§ Written exercise: Reproduce all of the material word for word.

══ Entries ══

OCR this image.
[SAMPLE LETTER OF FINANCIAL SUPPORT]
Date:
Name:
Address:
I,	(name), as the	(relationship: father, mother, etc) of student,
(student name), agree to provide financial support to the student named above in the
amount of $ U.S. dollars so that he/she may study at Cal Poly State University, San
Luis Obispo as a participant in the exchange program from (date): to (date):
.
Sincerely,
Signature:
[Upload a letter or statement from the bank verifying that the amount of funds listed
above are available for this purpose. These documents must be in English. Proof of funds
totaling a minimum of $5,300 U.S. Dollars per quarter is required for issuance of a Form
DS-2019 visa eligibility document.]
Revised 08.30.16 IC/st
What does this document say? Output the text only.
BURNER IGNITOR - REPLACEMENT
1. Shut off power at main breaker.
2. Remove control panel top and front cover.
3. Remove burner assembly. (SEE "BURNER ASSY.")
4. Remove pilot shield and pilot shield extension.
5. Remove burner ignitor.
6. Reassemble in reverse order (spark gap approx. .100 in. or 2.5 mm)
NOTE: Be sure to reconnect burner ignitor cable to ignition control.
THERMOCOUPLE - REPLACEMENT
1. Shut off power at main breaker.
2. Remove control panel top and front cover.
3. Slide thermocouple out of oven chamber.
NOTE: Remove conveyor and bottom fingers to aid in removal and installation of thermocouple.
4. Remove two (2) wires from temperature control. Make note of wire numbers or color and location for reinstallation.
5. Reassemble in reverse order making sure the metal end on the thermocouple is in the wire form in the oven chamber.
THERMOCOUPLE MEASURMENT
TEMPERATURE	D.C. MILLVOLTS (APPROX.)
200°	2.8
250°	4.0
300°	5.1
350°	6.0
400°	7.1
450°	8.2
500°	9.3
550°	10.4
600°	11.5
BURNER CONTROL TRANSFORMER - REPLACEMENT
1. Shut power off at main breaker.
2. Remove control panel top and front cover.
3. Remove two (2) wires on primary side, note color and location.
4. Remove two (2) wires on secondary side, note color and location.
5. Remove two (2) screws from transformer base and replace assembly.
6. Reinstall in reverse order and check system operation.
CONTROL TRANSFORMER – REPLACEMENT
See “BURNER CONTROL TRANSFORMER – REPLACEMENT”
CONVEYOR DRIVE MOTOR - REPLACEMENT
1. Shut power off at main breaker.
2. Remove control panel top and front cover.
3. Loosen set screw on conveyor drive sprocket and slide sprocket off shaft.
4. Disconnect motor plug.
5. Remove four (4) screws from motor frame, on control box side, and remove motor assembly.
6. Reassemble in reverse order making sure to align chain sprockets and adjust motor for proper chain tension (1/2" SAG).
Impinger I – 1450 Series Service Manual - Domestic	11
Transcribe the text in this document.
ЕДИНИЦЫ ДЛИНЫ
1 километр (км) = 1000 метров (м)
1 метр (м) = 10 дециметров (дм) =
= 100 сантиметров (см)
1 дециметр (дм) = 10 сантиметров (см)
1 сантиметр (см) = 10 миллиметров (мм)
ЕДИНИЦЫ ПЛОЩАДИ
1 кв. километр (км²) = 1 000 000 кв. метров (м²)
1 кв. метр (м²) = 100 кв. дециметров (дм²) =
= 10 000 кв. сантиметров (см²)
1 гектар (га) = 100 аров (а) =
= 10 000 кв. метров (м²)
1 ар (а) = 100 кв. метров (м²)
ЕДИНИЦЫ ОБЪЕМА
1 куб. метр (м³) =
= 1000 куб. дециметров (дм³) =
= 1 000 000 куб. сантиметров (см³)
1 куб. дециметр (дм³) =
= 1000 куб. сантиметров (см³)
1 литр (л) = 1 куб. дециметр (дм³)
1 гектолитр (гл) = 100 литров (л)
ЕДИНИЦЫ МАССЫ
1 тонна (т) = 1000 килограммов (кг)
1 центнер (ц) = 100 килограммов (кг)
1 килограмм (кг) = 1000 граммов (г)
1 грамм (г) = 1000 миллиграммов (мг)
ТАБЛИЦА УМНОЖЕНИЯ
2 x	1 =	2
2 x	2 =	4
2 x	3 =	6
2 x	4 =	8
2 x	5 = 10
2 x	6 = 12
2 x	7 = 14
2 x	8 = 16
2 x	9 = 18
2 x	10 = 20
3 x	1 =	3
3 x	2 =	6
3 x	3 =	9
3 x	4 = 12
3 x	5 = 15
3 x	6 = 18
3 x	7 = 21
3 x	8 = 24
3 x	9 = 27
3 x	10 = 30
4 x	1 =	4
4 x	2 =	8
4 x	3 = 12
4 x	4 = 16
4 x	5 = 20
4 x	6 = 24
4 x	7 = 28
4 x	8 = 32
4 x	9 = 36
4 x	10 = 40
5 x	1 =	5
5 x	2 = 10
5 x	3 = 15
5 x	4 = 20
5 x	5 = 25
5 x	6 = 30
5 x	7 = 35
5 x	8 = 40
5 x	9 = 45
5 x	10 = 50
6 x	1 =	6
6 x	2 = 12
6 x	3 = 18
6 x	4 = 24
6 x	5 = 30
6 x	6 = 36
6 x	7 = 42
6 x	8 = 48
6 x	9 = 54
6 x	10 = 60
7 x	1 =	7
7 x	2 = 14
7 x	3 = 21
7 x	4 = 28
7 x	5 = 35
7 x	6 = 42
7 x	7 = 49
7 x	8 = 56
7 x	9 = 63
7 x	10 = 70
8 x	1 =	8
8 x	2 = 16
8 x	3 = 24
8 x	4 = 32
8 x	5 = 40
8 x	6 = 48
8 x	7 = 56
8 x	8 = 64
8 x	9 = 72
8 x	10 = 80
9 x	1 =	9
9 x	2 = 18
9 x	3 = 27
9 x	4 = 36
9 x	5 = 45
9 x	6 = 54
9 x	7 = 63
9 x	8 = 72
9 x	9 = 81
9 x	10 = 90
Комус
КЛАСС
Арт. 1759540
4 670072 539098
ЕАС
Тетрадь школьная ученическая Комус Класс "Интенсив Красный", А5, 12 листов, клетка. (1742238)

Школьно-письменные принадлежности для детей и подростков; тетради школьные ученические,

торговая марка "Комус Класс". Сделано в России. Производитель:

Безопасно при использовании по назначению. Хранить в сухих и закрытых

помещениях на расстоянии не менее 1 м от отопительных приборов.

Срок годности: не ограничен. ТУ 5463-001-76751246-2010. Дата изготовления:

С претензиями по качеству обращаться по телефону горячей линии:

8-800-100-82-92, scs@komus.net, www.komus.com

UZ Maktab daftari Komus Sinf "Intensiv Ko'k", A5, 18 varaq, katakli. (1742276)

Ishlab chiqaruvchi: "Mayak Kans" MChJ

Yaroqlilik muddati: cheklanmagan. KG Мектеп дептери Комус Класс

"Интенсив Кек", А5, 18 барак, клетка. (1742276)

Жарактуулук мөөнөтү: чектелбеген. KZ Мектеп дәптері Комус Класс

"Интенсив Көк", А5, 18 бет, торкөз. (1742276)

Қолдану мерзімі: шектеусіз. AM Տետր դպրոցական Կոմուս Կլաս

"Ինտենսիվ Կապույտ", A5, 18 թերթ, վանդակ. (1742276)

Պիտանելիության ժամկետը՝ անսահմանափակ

═══

§ Solution to this exercise:
OCR this image.
[SAMPLE LETTER OF FINANCIAL SUPPORT]
Date:
Name:
Address:
I,	(name), as the	(relationship: father, mother, etc) of student,
(student name), agree to provide financial support to the student named above in the
amount of $ U.S. dollars so that he/she may study at Cal Poly State University, San
Luis Obispo as a participant in the exchange program from (date): to (date):
.
Sincerely,
Signature:
[Upload a letter or statement from the bank verifying that the amount of funds listed
above are available for this purpose. These documents must be in English. Proof of funds
totaling a minimum of $5,300 U.S. Dollars per quarter is required for issuance of a Form
DS-2019 visa eligibility document.]
Revised 08.30.16 IC/st
What does this document say? Output the text only.
BURNER IGNITOR - REPLACEMENT
1. Shut off power at main breaker.
2. Remove control panel top and front cover.
3. Remove burner assembly. (SEE "BURNER ASSY.")
4. Remove pilot shield and pilot shield extension.
5. Remove burner ignitor.
6. Reassemble in reverse order (spark gap approx. .100 in. or 2.5 mm)
NOTE: Be sure to reconnect burner ignitor cable to ignition control.
THERMOCOUPLE - REPLACEMENT
1. Shut off power at main breaker.
2. Remove control panel top and front cover.
3. Slide thermocouple out of oven chamber.
NOTE: Remove conveyor and bottom fingers to aid in removal and installation of thermocouple.
4. Remove two (2) wires from temperature control. Make note of wire numbers or color and location for reinstallation.
5. Reassemble in reverse order making sure the metal end on the thermocouple is in the wire form in the oven chamber.
THERMOCOUPLE MEASURMENT
TEMPERATURE	D.C. MILLVOLTS (APPROX.)
200°	2.8
250°	4.0
300°	5.1
350°	6.0
400°	7.1
450°	8.2
500°	9.3
550°	10.4
600°	11.5
BURNER CONTROL TRANSFORMER - REPLACEMENT
1. Shut power off at main breaker.
2. Remove control panel top and front cover.
3. Remove two (2) wires on primary side, note color and location.
4. Remove two (2) wires on secondary side, note color and location.
5. Remove two (2) screws from transformer base and replace assembly.
6. Reinstall in reverse order and check system operation.
CONTROL TRANSFORMER – REPLACEMENT
See “BURNER CONTROL TRANSFORMER – REPLACEMENT”
CONVEYOR DRIVE MOTOR - REPLACEMENT
1. Shut power off at main breaker.
2. Remove control panel top and front cover.
3. Loosen set screw on conveyor drive sprocket and slide sprocket off shaft.
4. Disconnect motor plug.
5. Remove four (4) screws from motor frame, on control box side, and remove motor assembly.
6. Reassemble in reverse order making sure to align chain sprockets and adjust motor for proper chain tension (1/2" SAG).
Impinger I – 1450 Series Service Manual - Domestic	11
Transcribe the text in this document.
ЕДИНИЦЫ ДЛИНЫ
1 километр (км) = 1000 метров (м)
1 метр (м) = 10 дециметров (дм) =
= 100 сантиметров (см)
1 дециметр (дм) = 10 сантиметров (см)
1 сантиметр (см) = 10 миллиметров (мм)
ЕДИНИЦЫ ПЛОЩАДИ
1 кв. километр (км²) = 1 000 000 кв. метров (м²)
1 кв. метр (м²) = 100 кв. дециметров (дм²) =
= 10 000 кв. сантиметров (см²)
1 гектар (га) = 100 аров (а) =
= 10 000 кв. метров (м²)
1 ар (а) = 100 кв. метров (м²)
ЕДИНИЦЫ ОБЪЕМА
1 куб. метр (м³) =
= 1000 куб. дециметров (дм³) =
= 1 000 000 куб. сантиметров (см³)
1 куб. дециметр (дм³) =
= 1000 куб. сантиметров (см³)
1 литр (л) = 1 куб. дециметр (дм³)
1 гектолитр (гл) = 100 литров (л)
ЕДИНИЦЫ МАССЫ
1 тонна (т) = 1000 килограммов (кг)
1 центнер (ц) = 100 килограммов (кг)
1 килограмм (кг) = 1000 граммов (г)
1 грамм (г) = 1000 миллиграммов (мг)
ТАБЛИЦА УМНОЖЕНИЯ
2 x	1 =	2
2 x	2 =	4
2 x	3 =	6
2 x	4 =	8
2 x	5 = 10
2 x	6 = 12
2 x	7 = 14
2 x	8 = 16
2 x	9 = 18
2 x	10 = 20
3 x	1 =	3
3 x	2 =	6
3 x	3 =	9
3 x	4 = 12
3 x	5 = 15
3 x	6 = 18
3 x	7 = 21
3 x	8 = 24
3 x	9 = 27
3 x	10 = 30
4 x	1 =	4
4 x	2 =	8
4 x	3 = 12
4 x	4 = 16
4 x	5 = 20
4 x	6 = 24
4 x	7 = 28
4 x	8 = 32
4 x	9 = 36
4 x	10 = 40
5 x	1 =	5
5 x	2 = 10
5 x	3 = 15
5 x	4 = 20
5 x	5 = 25
5 x	6 = 30
5 x	7 = 35
5 x	8 = 40
5 x	9 = 45
5 x	10 = 50
6 x	1 =	6
6 x	2 = 12
6 x	3 = 18
6 x	4 = 24
6 x	5 = 30
6 x	6 = 36
6 x	7 = 42
6 x	8 = 48
6 x	9 = 54
6 x	10 = 60
7 x	1 =	7
7 x	2 = 14
7 x	3 = 21
7 x	4 = 28
7 x	5 = 35
7 x	6 = 42
7 x	7 = 49
7 x	8 = 56
7 x	9 = 63
7 x	10 = 70
8 x	1 =	8
8 x	2 = 16
8 x	3 = 24
8 x	4 = 32
8 x	5 = 40
8 x	6 = 48
8 x	7 = 56
8 x	8 = 64
8 x	9 = 72
8 x	10 = 80
9 x	1 =	9
9 x	2 = 18
9 x	3 = 27
9 x	4 = 36
9 x	5 = 45
9 x	6 = 54
9 x	7 = 63
9 x	8 = 72
9 x	9 = 81
9 x	10 = 90
Комус
КЛАСС
Арт. 1759540
4 670072 539098
ЕАС
Тетрадь школьная ученическая Комус Класс "Интенсив Красный", А5, 12 листов, клетка. (1742238)

Школьно-письменные принадлежности для детей и подростков; тетради школьные ученические,

торговая марка "Комус Класс". Сделано в России. Производитель:

Безопасно при использовании по назначению. Хранить в сухих и закрытых

помещениях на расстоянии не менее 1 м от отопительных приборов.

Срок годности: не ограничен. ТУ 5463-001-76751246-2010. Дата изготовления:

С претензиями по качеству обращаться по телефону горячей линии:

8-800-100-82-92, scs@komus.net, www.komus.com

UZ Maktab daftari Komus Sinf "Intensiv Ko'k", A5, 18 varaq, katakli. (1742276)

Ishlab chiqaruvchi: "Mayak Kans" MChJ

Yaroqlilik muddati: cheklanmagan. KG Мектеп дептери Комус Класс

"Интенсив Кек", А5, 18 барак, клетка. (1742276)

Жарактуулук мөөнөтү: чектелбеген. KZ Мектеп дәптері Комус Класс

"Интенсив Көк", А5, 18 бет, торкөз. (1742276)

Қолдану мерзімі: шектеусіз. AM Տետր դպրոցական Կոմուս Կլաս

"Ինտենսիվ Կապույտ", A5, 18 թերթ, վանդակ. (1742276)

Պիտանելիության ժամկետը՝ անսահմանափակ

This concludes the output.